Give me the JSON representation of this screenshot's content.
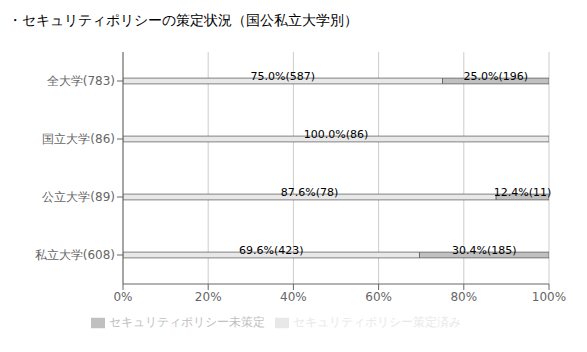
{
  "chart_data": {
    "type": "bar",
    "title": "・セキュリティポリシーの策定状況（国公私立大学別）",
    "orientation": "horizontal",
    "stacked": true,
    "data_labels": true,
    "grid": true,
    "legend": "bottom",
    "categories": [
      "全大学(783)",
      "国立大学(86)",
      "公立大学(89)",
      "私立大学(608)"
    ],
    "series": [
      {
        "name": "セキュリティポリシー策定済み",
        "color": "#e8e8e8",
        "values": [
          75.0,
          100.0,
          87.6,
          69.6
        ],
        "value_labels": [
          "75.0%(587)",
          "100.0%(86)",
          "87.6%(78)",
          "69.6%(423)"
        ]
      },
      {
        "name": "セキュリティポリシー未策定",
        "color": "#c0c0c0",
        "values": [
          25.0,
          0.0,
          12.4,
          30.4
        ],
        "value_labels": [
          "25.0%(196)",
          null,
          "12.4%(11)",
          "30.4%(185)"
        ]
      }
    ],
    "xlim": [
      0,
      100
    ],
    "xticks": [
      {
        "value": 0,
        "label": "0%"
      },
      {
        "value": 20,
        "label": "20%"
      },
      {
        "value": 40,
        "label": "40%"
      },
      {
        "value": 60,
        "label": "60%"
      },
      {
        "value": 80,
        "label": "80%"
      },
      {
        "value": 100,
        "label": "100%"
      }
    ]
  }
}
-- -- --
▸ REQUIREMENTS
Reproduce the material above in full and without alteration, but skip all pictures.

▸ ANSWER TO THIS EXERCISE
Give me the JSON representation of this screenshot's content.
{
  "chart_data": {
    "type": "bar",
    "title": "・セキュリティポリシーの策定状況（国公私立大学別）",
    "orientation": "horizontal",
    "stacked": true,
    "data_labels": true,
    "grid": true,
    "legend": "bottom",
    "categories": [
      "全大学(783)",
      "国立大学(86)",
      "公立大学(89)",
      "私立大学(608)"
    ],
    "series": [
      {
        "name": "セキュリティポリシー策定済み",
        "color": "#e8e8e8",
        "values": [
          75.0,
          100.0,
          87.6,
          69.6
        ],
        "value_labels": [
          "75.0%(587)",
          "100.0%(86)",
          "87.6%(78)",
          "69.6%(423)"
        ]
      },
      {
        "name": "セキュリティポリシー未策定",
        "color": "#c0c0c0",
        "values": [
          25.0,
          0.0,
          12.4,
          30.4
        ],
        "value_labels": [
          "25.0%(196)",
          null,
          "12.4%(11)",
          "30.4%(185)"
        ]
      }
    ],
    "xlim": [
      0,
      100
    ],
    "xticks": [
      {
        "value": 0,
        "label": "0%"
      },
      {
        "value": 20,
        "label": "20%"
      },
      {
        "value": 40,
        "label": "40%"
      },
      {
        "value": 60,
        "label": "60%"
      },
      {
        "value": 80,
        "label": "80%"
      },
      {
        "value": 100,
        "label": "100%"
      }
    ]
  }
}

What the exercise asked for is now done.